What lines of the data include the string "Training"? Copy them all.

(Source records)
- - - -
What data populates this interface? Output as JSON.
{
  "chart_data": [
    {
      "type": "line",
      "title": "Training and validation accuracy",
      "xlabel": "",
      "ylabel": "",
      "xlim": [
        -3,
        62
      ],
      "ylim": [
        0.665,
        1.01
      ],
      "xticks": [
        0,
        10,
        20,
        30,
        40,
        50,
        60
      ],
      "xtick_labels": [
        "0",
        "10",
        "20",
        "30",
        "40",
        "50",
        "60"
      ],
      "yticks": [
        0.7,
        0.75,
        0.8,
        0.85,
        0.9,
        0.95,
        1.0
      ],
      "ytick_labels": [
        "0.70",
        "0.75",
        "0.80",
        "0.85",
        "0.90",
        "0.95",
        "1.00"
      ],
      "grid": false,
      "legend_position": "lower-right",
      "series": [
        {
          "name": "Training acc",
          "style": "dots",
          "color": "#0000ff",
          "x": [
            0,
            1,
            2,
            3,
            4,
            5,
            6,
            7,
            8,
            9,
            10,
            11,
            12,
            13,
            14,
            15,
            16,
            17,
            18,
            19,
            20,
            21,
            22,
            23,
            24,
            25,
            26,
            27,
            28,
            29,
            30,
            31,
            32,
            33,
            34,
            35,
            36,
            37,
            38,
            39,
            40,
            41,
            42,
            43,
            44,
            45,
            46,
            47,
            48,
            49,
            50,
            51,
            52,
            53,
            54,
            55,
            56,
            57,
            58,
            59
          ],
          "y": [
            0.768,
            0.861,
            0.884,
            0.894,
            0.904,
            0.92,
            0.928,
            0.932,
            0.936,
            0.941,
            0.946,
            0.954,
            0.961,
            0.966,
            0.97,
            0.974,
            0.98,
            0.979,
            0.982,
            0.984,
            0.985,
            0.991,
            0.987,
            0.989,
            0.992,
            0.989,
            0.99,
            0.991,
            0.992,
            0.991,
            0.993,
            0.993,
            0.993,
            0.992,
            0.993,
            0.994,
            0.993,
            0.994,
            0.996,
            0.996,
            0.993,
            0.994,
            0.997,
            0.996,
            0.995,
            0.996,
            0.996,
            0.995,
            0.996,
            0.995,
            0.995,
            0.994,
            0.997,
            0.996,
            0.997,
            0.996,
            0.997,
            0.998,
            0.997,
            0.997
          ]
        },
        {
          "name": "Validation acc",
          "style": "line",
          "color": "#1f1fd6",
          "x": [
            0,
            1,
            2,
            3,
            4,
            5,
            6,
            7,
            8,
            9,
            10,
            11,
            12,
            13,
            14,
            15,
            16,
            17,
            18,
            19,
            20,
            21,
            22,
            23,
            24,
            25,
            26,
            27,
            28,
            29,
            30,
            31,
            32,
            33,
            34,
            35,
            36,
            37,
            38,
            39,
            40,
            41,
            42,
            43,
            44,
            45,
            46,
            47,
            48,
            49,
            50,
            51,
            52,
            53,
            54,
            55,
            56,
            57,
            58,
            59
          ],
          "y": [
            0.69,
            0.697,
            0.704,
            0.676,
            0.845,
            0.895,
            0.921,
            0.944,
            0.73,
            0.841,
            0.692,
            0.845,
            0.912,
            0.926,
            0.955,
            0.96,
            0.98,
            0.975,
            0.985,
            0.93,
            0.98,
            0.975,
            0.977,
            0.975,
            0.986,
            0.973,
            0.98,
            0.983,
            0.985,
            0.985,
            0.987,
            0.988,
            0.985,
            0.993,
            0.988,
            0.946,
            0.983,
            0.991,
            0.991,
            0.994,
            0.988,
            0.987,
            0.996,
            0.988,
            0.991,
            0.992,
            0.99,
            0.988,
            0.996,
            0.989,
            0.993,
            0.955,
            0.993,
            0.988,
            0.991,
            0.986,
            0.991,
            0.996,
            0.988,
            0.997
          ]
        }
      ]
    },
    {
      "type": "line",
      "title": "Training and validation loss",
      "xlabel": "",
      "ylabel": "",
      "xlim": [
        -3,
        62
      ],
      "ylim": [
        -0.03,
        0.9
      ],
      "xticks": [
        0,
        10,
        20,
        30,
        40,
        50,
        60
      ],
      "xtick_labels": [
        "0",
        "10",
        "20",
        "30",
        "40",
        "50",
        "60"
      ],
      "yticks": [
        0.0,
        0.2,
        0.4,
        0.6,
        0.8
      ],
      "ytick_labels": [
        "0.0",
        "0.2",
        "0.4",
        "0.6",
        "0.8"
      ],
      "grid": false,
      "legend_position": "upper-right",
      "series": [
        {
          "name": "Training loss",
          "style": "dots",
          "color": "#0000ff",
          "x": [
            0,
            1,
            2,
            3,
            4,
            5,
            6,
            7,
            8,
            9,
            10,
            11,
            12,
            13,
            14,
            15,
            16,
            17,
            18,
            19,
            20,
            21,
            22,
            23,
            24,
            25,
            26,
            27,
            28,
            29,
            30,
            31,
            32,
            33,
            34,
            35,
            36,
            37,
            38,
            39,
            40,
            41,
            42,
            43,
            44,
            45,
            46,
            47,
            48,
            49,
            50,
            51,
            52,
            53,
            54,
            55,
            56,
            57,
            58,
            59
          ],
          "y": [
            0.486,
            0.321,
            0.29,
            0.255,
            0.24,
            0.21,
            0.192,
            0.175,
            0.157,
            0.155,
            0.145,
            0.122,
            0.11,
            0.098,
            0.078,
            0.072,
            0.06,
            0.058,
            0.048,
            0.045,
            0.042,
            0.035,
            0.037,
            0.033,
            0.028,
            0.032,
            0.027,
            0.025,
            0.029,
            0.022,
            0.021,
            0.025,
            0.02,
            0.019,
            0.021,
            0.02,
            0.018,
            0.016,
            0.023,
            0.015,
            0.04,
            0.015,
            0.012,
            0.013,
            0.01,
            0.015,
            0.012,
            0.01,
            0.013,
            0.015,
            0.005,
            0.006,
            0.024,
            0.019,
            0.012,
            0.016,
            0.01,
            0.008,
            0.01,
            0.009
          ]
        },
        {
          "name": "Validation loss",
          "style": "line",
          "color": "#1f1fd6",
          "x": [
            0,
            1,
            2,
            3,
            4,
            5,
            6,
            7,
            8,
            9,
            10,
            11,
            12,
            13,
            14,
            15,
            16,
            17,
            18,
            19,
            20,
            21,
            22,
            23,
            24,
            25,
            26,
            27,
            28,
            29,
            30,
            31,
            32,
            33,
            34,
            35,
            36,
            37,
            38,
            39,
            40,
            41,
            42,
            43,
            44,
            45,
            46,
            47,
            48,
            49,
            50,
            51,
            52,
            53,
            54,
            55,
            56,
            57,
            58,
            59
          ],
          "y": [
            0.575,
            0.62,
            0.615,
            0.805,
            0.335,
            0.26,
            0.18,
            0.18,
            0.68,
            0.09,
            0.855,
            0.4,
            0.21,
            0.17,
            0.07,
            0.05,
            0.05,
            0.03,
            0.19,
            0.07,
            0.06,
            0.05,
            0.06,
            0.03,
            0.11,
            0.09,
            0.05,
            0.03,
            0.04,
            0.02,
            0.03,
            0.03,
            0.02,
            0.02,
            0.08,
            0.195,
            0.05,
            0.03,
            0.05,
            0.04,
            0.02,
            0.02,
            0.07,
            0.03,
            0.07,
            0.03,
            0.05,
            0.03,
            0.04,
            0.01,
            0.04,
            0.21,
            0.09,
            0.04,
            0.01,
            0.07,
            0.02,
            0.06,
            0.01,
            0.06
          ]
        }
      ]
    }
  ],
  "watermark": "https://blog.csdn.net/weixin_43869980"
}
- - - -
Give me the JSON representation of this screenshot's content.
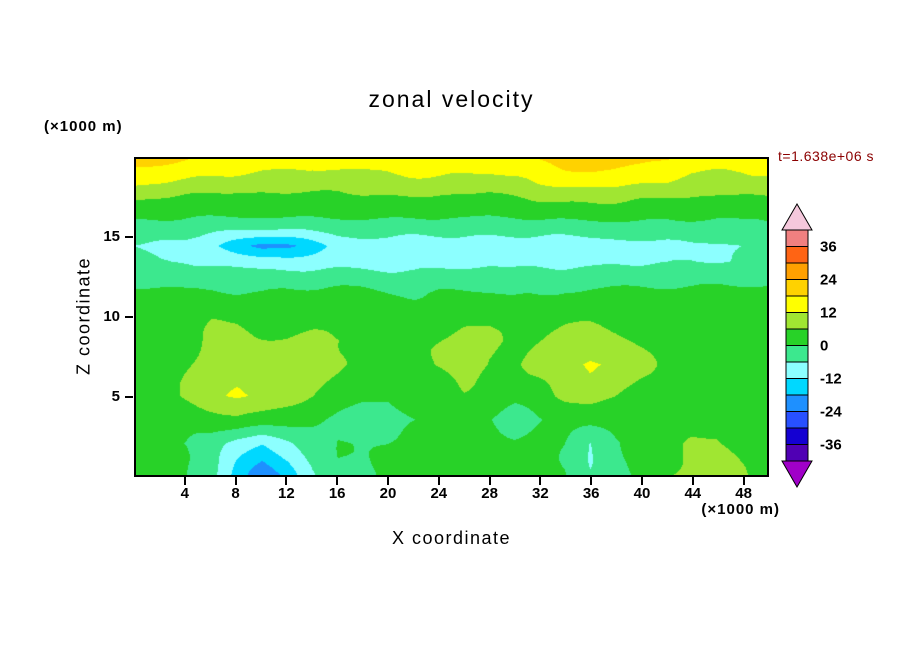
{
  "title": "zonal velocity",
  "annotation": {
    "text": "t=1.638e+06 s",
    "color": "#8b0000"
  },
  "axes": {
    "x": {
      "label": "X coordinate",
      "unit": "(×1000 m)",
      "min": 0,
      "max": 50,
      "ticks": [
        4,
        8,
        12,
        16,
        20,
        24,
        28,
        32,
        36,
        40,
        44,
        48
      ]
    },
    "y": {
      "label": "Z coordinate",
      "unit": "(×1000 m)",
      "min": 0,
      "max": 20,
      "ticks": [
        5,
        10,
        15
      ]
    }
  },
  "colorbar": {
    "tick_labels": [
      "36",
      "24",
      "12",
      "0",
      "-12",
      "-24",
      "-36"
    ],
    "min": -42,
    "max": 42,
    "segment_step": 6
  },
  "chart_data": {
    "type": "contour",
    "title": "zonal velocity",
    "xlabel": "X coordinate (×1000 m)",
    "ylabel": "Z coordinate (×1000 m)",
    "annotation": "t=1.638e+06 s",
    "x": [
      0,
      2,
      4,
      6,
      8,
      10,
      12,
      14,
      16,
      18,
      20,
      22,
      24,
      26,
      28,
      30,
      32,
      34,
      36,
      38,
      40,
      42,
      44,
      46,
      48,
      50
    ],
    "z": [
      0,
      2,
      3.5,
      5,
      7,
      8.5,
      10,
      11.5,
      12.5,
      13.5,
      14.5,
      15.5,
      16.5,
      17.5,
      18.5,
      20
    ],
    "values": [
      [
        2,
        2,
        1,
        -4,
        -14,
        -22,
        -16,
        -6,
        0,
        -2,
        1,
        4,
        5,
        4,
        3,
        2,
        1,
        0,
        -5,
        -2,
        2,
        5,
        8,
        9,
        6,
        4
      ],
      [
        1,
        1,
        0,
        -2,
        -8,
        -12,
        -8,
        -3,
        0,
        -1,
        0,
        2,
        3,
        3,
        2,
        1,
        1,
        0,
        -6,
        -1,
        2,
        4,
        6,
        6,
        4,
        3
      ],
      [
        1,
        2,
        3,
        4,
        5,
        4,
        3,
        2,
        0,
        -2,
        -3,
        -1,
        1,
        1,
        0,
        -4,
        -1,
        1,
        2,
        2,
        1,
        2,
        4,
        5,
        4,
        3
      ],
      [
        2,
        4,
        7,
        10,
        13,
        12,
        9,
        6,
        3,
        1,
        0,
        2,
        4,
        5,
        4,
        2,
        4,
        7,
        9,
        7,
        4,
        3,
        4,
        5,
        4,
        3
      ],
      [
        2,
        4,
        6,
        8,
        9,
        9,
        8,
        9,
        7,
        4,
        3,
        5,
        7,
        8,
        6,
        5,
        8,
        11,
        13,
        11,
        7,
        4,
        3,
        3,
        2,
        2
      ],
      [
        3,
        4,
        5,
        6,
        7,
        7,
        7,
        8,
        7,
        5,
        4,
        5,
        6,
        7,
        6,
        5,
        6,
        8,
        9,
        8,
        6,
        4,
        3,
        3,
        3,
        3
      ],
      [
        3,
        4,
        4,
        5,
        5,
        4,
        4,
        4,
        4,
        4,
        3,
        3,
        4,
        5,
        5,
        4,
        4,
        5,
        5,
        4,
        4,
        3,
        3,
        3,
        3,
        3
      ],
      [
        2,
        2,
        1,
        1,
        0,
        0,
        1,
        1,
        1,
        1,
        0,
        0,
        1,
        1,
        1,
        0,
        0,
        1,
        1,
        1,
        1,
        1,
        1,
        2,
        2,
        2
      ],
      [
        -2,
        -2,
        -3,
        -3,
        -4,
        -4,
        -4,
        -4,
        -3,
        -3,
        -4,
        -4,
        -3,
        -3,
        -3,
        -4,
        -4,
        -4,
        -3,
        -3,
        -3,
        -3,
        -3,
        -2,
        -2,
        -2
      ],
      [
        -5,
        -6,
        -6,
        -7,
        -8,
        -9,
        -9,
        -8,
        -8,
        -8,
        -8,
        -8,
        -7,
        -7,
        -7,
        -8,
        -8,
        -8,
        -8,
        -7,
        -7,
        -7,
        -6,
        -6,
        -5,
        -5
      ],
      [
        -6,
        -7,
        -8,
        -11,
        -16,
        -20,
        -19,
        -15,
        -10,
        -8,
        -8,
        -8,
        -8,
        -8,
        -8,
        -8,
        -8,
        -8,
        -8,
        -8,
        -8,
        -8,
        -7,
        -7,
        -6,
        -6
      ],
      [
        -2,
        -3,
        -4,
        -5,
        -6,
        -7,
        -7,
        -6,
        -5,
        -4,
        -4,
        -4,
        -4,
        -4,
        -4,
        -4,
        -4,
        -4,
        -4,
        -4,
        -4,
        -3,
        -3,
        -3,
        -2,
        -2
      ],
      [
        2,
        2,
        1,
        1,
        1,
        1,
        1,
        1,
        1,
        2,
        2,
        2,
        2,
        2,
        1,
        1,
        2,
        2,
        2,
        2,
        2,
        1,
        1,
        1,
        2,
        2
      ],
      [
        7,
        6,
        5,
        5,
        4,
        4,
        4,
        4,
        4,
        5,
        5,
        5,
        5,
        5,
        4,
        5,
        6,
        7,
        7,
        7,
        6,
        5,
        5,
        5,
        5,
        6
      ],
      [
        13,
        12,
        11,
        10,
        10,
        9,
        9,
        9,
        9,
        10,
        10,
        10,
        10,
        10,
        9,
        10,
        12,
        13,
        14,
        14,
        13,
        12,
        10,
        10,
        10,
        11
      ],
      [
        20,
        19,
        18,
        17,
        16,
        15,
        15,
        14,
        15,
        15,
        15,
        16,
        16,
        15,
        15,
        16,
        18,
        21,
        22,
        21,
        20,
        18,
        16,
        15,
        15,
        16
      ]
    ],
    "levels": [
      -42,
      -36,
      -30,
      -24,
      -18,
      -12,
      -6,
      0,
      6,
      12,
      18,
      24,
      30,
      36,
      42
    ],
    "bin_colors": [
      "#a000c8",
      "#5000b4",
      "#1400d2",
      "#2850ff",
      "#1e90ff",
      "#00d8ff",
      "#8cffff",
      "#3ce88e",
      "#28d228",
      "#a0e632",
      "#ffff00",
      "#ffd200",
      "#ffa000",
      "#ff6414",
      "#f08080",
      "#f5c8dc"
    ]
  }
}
- - - -
▸ Response for this exercise
      "title": "Training and validation accuracy",
          "name": "Training acc",
      "title": "Training and validation loss",
          "name": "Training loss",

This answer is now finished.